--- Start of Extracted entries ---
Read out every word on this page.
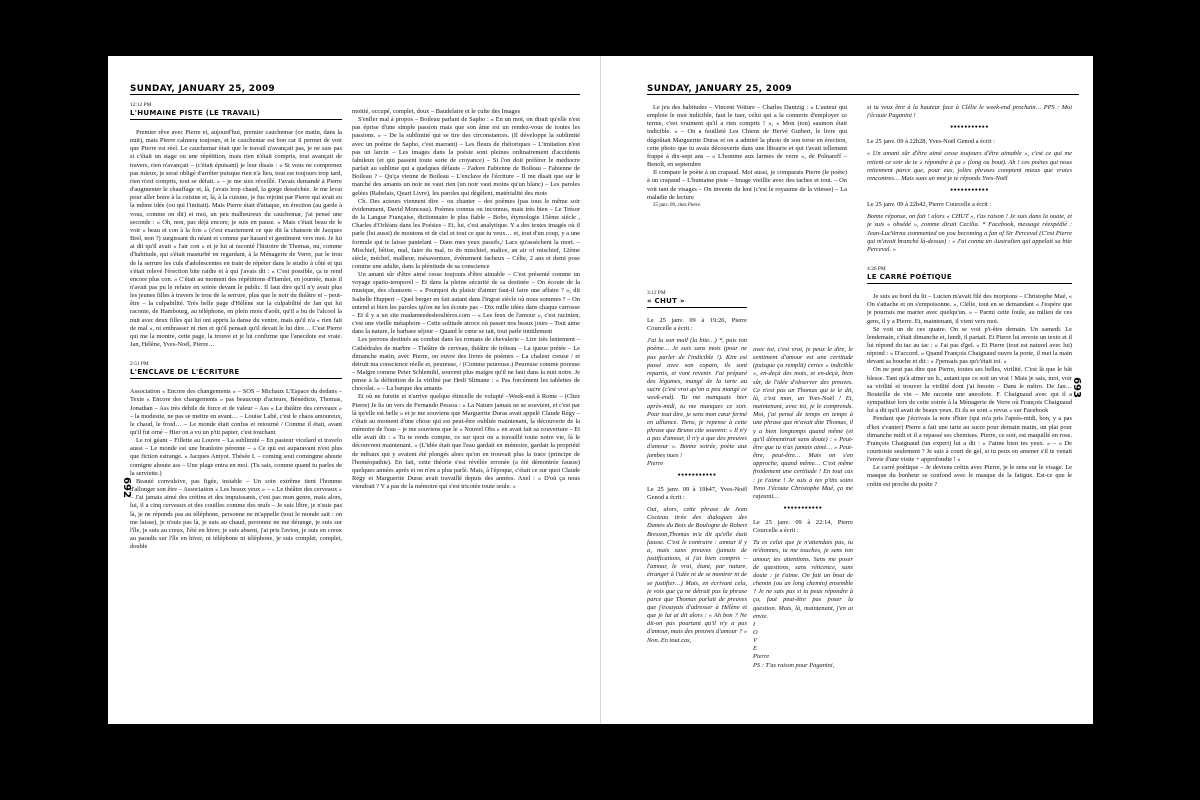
SUNDAY, JANUARY 25, 2009
692
12:12 PM
L'HUMAINE PISTE (LE TRAVAIL)

Premier rêve avec Pierre et, aujourd'hui, premier cauchemar (ce matin, dans la nuit), mais Pierre calmera toujours, et le cauchemar est bon car il permet de voir que Pierre est réel. Le cauchemar était que le travail n'avançait pas, je ne sais pas si c'était un stage ou une répétition, mais rien n'était compris, tout avançait de travers, rien n'avançait – (c'était épuisant) je leur disais : « Si vous ne comprenez pas mieux, je serai obligé d'arrêter puisque rien n'a lieu, tout est toujours trop tard, rien n'est compris, tout se défait. » – je me suis réveillé. J'avais demandé à Pierre d'augmenter le chauffage et, là, j'avais trop chaud, la gorge desséchée. Je me levai pour aller boire à la cuisine et, là, à la cuisine, je fus rejoint par Pierre qui avait eu la même idée (ou qui l'imitait). Mais Pierre était d'attaque, en érection (au garde à vous, comme on dit) et moi, un peu malheureux du cauchemar, j'ai pensé une seconde : « Oh, non, pas déjà encore, je suis en pause. » Mais c'était beau de le voir « beau et con à la fois » (c'est exactement ce que dit la chanson de Jacques Brel, non ?) surgissant du néant et comme par hasard et gentiment vers moi. Je lui ai dit qu'il avait « l'air con » et je lui ai raconté l'histoire de Thomas, nu, comme d'habitude, qui s'était masturbé en regardant, à la Ménagerie de Verre, par le trou de la serrure les culs d'adolescentes en train de répéter dans le studio à côté et qui s'était relevé l'érection bite raidie et à qui j'avais dit : « C'est possible, ça te rend encore plus con. » C'était au moment des répétitions d'Hamlet, en journée, mais il n'avait pas pu le refaire en soirée devant le public. Il faut dire qu'il n'y avait plus les jeunes filles à travers le trou de la serrure, plus que le noir du théâtre et – peut-être – la culpabilité. Très belle page d'Hélène sur la culpabilité de Jan qui lui raconte, de Hambourg, au téléphone, en plein mois d'août, qu'il a bu de l'alcool la nuit avec deux filles qui lui ont appris la danse du ventre, mais qu'il n'a « rien fait de mal », ni embrasser ni rien et qu'il pensait qu'il devait le lui dire… C'est Pierre qui me la montre, cette page, la trouve et je lui confirme que l'anecdote est vraie. Jan, Hélène, Yves-Noël, Pierre…

2:51 PM
L'ENCLAVE DE L'ÉCRITURE

Association « Encore des changements » – SOS – Michaux L'Espace du dedans – Texte « Encore des changements » pas beaucoup d'acteurs, Bénédicte, Thomas, Jonathan – Ass très débile de force et de valeur – Ass « Le théâtre des cerveaux » – la modestie, ne pas se mettre en avant… – Louise Labé, c'est le chaos amoureux, le chaud, le froid… – Le monde était confus et retourné / Comme il était, avant qu'il fut orné – Hier on a vu un p'tit papier, c'est touchant

Le roi géant – Fillette au Louvre – La sublimité – En pasteur vicelard et travelo aussi – Le monde est une branloire pérenne – « Ce qui est auparavant n'est plus que fiction estrange. » Jacques Amyot. Thésée I. – coming sout comingme ahoute comigne ahoute ass – Une plage entra en moi. (Tu sais, comme quand tu parles de la serviette.)

Beauté convulsive, pas figée, instable – Un soin extrême tient l'homme d'allonger son être – Association « Les beaux yeux » – « Le théâtre des cerveaux » – J'ai jamais aimé des crétins et des impuissants, c'est pas mon genre, mais alors, lui, il a cinq cerveaux et des couilles comme des œufs – Je suis libre, je n'suis pas là, je ne réponds pas au téléphone, personne ne m'appelle (tout le monde sait : on me laisse), je n'suis pas là, je suis au chaud, personne ne me dérange, je suis sur l'île, je suis au creux, l'été en hiver, je suis absent, j'ai pris l'avion, je suis en creux au paradis sur l'île en hiver, ni téléphone ni téléphone, je suis complet, complet, double

moitié, occupé, complet, doux – Baudelaire et le culte des Images

S'enfler mal à propos – Boileau parlant de Sapho : « En un mot, on dirait qu'elle n'est pas éprise d'une simple passion mais que son âme est un rendez-vous de toutes les passions. » – De la sublimité qui se tire des circonstances. (Il développe la sublimité avec un poème de Sapho, c'est marrant) – Les fleurs de rhétoriques – L'imitation n'est pas un larcin – Les images dans la poésie sont pleines ordinairement d'accidents fabuleux (et qui passent toute sorte de croyance) – Si l'on doit préférer le médiocre parfait au sublime qui a quelques défauts – J'adore Fabienne de Boileau – Fabienne de Boileau ? – Qu'ça vienne de Boileau – L'enclave de l'écriture – Il me disait que sur le marché des amants un noir ne vaut rien (un noir vaut moins qu'un blanc) – Les paroles gelées (Rabelais, Quart Livre), les paroles qui dégèlent, matérialité des mots

Ch. Des acteurs viennent dire – ou chanter – des poèmes (pas tous le même soir évidemment, David Monceau). Poèmes connus ou inconnus, mais très bien – Le Trésor de la Langue Française, dictionnaire le plus fiable – Bobo, étymologie 15ème siècle , Charles d'Orléans dans les Poésies – Et, lui, c'est analytique. Y a des textes imagés où il parle (lui aussi) de moutons et de ciel et tout ce que tu veux… et, tout d'un coup, y a une formule qui te laisse pantelant – Dans mes yeux passifs,/ Lacs qu'assèchent la mort. – Mischief, bêtise, mal, faire du mal, to do mischief, malice, an air of mischief, 12ème siècle, méchef, malheur, mésaventure, événement facheux – Célie, 2 ans et demi pose comme une adulte, dans la plénitude de sa conscience

Un amant sûr d'être aimé cesse toujours d'être aimable – C'est présenté comme un voyage spatio-temporel – Et dans la pleine sécurité de sa destinée – On écoute de la musique, des chansons – « Pourquoi du plaisir d'aimer faut-il faire une affaire ? », dit Isabelle Huppert – Quel berger en fait autant dans l'ingrat siècle où nous sommes ? – On entend si bien les paroles qu'on ne les écoute pas – Dix mille idées dans chaque carrosse – Et il y a un site madameedeshoulières.com – « Les feux de l'amour », c'est racinien, c'est une vieille métaphore – Cette solitude atroce où passer nos beaux jours – Tout aime dans la nature, le barbare séjour – Quand le cœur se tait, tout parle inutilement

Les perrons destinés au combat dans les romans de chevalerie – Lire très lentement – Cathédrales de marbre – Théâtre de cerveau, théâtre de tréteau – La queue prétée – Le dimanche matin, avec Pierre, on ouvre des livres de poèmes – La chaleur creuse / et détruit ma conscience réelle et, peureuse, / (Comme peureuse.) Peureuse comme poreuse – Maigre comme Peter Schlemihl, souvent plus maigre qu'il ne faut dans la nuit noire. Je pense à la définition de la virilité par Hedi Slimane : « Pas forcément les tablettes de chocolat. » – La barque des amants

Et où ne furette et n'arrive quelque étincelle de volupté –Week-end à Rome – (Chez Pierre) Je lis un vers de Fernando Pessoa : « La Nature jamais ne se souvient, et c'est par là qu'elle est belle » et je me souviens que Marguerite Duras avait appelé Claude Régy – c'était au moment d'une chose qui est peut-être oubliée maintenant, la découverte de la mémoire de l'eau – je me souviens que le « Nouvel Obs » en avait fait sa couverture – Et elle avait dit : « Tu te rends compte, ce sur quoi on a travaillé toute notre vie, là le découvrent maintenant. » (L'idée était que l'eau gardait en mémoire, gardait la propriété de mêtaux qui y avaient été plongés alors qu'on en trouvait plus la trace (principe de l'homéopathie). En fait, cette théorie s'est révélée erronée (a été démontrée fausse) quelques années après et on n'en a plus parlé. Mais, à l'époque, c'était ce sur quoi Claude Régy et Marguerite Duras avait travaillé depuis des années. Axel : « D'où ça nous viendrait ? Y a pas de la mémoire qui s'est tricotée toute seule. »

SUNDAY, JANUARY 25, 2009
693

Le jeu des habitudes – Vincent Voiture – Charles Dantzig : « L'auteur qui emploie le mot indicible, faut le tuer, celui qui a la connerie d'employer ce terme, c'est vraiment qu'il a rien compris ! », « Mon (ton) saumon était indicible. » – On a feuilleté Les Chiens de Hervé Guibert, le livre qui dégoûtait Marguerite Duras et on a admiré la photo de son torse en érection, cette photo que tu avais découverte dans une librairie et qui t'avait tellement frappé à dix-sept ans – « L'homme aux larmes de verre », de Polnareff – Benoît, en septembre

Il compare le poète à un crapaud. Moi aussi, je comparais Pierre (le poète) à un crapaud – L'humaine piste – Image vieillie avec des taches et tout. – On voit tant de visages – On invente du lent (c'est le royaume de la vitesse) – La maladie de lecture

25 janv. 09, chez Pierre.

3:12 PM
« CHUT »

Le 25 janv. 09 à 19:26, Pierre Courcelle a écrit :

J'ai lu son mail (la bite…) *, puis ton poème… Je suis sans mots (pour ne pas parler de l'indicible !). Kim est passé avec son copain, ils sont repartis, et vont revenir. J'ai préparé des légumes, mangé de la tarte au sucre (c'est vrai qu'on a peu mangé ce week-end). Tu me manquais hier après-midi, tu me manques ce soir. Pour tout dire, je sens mon cœur fermé en alliance. Tiens, je repense à cette phrase que Bruno cite souvent: « Il n'y a pas d'amour, il n'y a que des preuves d'amour ». Bonne soirée, poète aux jambes nues !

Pierre

●●●●●●●●●●●

Le 25 janv. 09 à 19h47, Yves-Noël Genod a écrit :

Oui, alors, cette phrase de Jean Cocteau tirée des dialogues des Dames du Bois de Boulogne de Robert Bresson,Thomas m'a dit qu'elle était fausse. C'est le contraire : amour il y a, mais sans preuves (jamais de justifications, si j'ai bien compris – l'amour, le vrai, étant, par nature, étranger à l'idée ni de se montrer ni de se justifier…) Mais, en écrivant cela, je vois que ça ne détruit pas la phrase parce que Thomas parlait de preuves que j'essayais d'adresser à Hélène et que je lui ai dit alors : « Ah bon ? Ne dit-on pas pourtant qu'il n'y a pas d'amour, mais des preuves d'amour ? » Non. En tout cas,

avec toi, c'est vrai, je peux le dire, le sentiment d'amour est une certitude (puisque ça remplit) certes « indicible », en-deçà des mots, et en-deçà, bien sûr, de l'idée d'observer des preuves. Ce n'est pas un Thomas qui te le dit, là, c'est mon, un Yves-Noël ! Et, maintenant, avec toi, je le comprends. Moi, j'ai pensé de temps en temps à une phrase que m'avait dite Thomas, il y a bien longtemps quand même (et qu'il démentirait sans doute) : « Peut-être que tu n'as jamais aimé… » Peut-être, peut-être… Mais on s'en approche, quand même… C'est même froidement une certitude ! En tout cas : je t'aime ! Je suis à tes p'tits soins Yvno J'écoute Christophe Maé, ça me rajeunit…

●●●●●●●●●●●

Le 25 janv. 09 à 22:14, Pierre Courcelle a écrit :

Tu es celui que je n'attendais pas, tu m'étonnes, tu me touches, je sens ton amour, tes attentions. Sans me poser de questions, sans réticence, sans doute : je t'aime. On fait un bout de chemin (ou un long chemin) ensemble ? Je ne sais pas si tu peux répondre à ça, faut peut-être pas poser la question. Mais, là, maintenant, j'en ai envie.

I

O

V

E

Pierre

PS : T'as raison pour Paganini,

si tu veux être à la hauteur face à Clélie le week-end prochain… PPS : Moi j'écoute Paganini !

●●●●●●●●●●●

Le 25 janv. 09 à 22h28, Yves-Noël Genod a écrit :

« Un amant sûr d'être aimé cesse toujours d'être aimable », c'est ce qui me retient ce soir de te « répondre à ça » (long ou bout). Ah ! ces poètes qui nous retiennent parce que, pour eux, jolies phrases comptent mieux que vraies rencontres… Mais sans un mot je te réponds Yves-Noël

●●●●●●●●●●●

Le 25 janv. 09 à 22h42, Pierre Courcelle a écrit :

Bonne réponse, on fait ! alors « CHUT », t'as raison ! Je suis dans la ouate, et je suis « obsédé », comme dirait Cecilia. * Facebook, message réexpédié : Jean-LucVerna commented on you becoming a fan of Sir Perceval (C'est Pierre qui m'avait branché là-dessus) : « J'ai connu un Australien qui appelait sa bite Perceval. »

4:26 PM
LE CARRÉ POÉTIQUE

Je suis au bord du lit – Lucien m'avait filé des morpions – Christophe Maé, « On s'attache et on s'empoisonne. », Clélie, tout en se demandant « J'espère que je pourrais me marier avec quelqu'un. » – Parmi cette foule, au milieu de ces gens, il y a Pierre. Et, maintenant, il vient vers moi.

Se voit un de ces quatre. On se voit p't-être demain. Un samedi. Le lendemain, c'était dimanche et, lundi, il partait. Et Pierre lui envoie un texto et il lui répond du tac au tac : « J'ai pas d'gel. » Et Pierre (tout est naturel avec lui) répond : « D'accord. » Quand François Chaignaud ouvre la porte, il met la main devant sa bouche et dit : « J'pensais pas qu'c'était toi. »

On ne peut pas dire que Pierre, toutes ses belles, virilité. C'est là que le bât blesse. Tant qu'à aimer un h., autant que ce soit un vrai ! Mais je sais, moi, voir sa virilité et trouver la virilité dont j'ai besoin – Dans le métro. De Jan… Bouteille de vin – Me raconte une anecdote. F. Chaignaud avec qui il a sympathisé lors de cette soirée à la Ménagerie de Verre où François Chaignaud lui a dit qu'il avait de beaux yeux. Et ils se sont « revus » sur Facebook

Pendant que j'écrivais la note d'hier (qui m'a pris l'après-midi, bon, y a pas d'koi s'vanter) Pierre a fait une tarte au sucre pour demain matin, un plat pour dimanche midi et il a repassé ses chemises. Pierre, ce soir, est maquillé en rose. François Chaignaud (un expert) lui a dit : « J'aime bien tes yeux. » – « De courtoisie seulement ? Je suis à court de gel, si tu peux en amener s'il te venait l'envie d'une visite + approfondie ! »

Le carré poétique – Je deviens crétin avec Pierre, je le sens sur le visage. Le masque du bonheur se confond avec le masque de la fatigue. Est-ce que le crétin est proche du poète ?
--- End of Extracted entries ---
Gather up the lines that contain the word "janv".

25 janv. 09, chez Pierre.
Le 25 janv. 09 à 19:26, Pierre Courcelle a écrit :
Le 25 janv. 09 à 19h47, Yves-Noël Genod a écrit :
Le 25 janv. 09 à 22:14, Pierre Courcelle a écrit :
Le 25 janv. 09 à 22h28, Yves-Noël Genod a écrit :
Le 25 janv. 09 à 22h42, Pierre Courcelle a écrit :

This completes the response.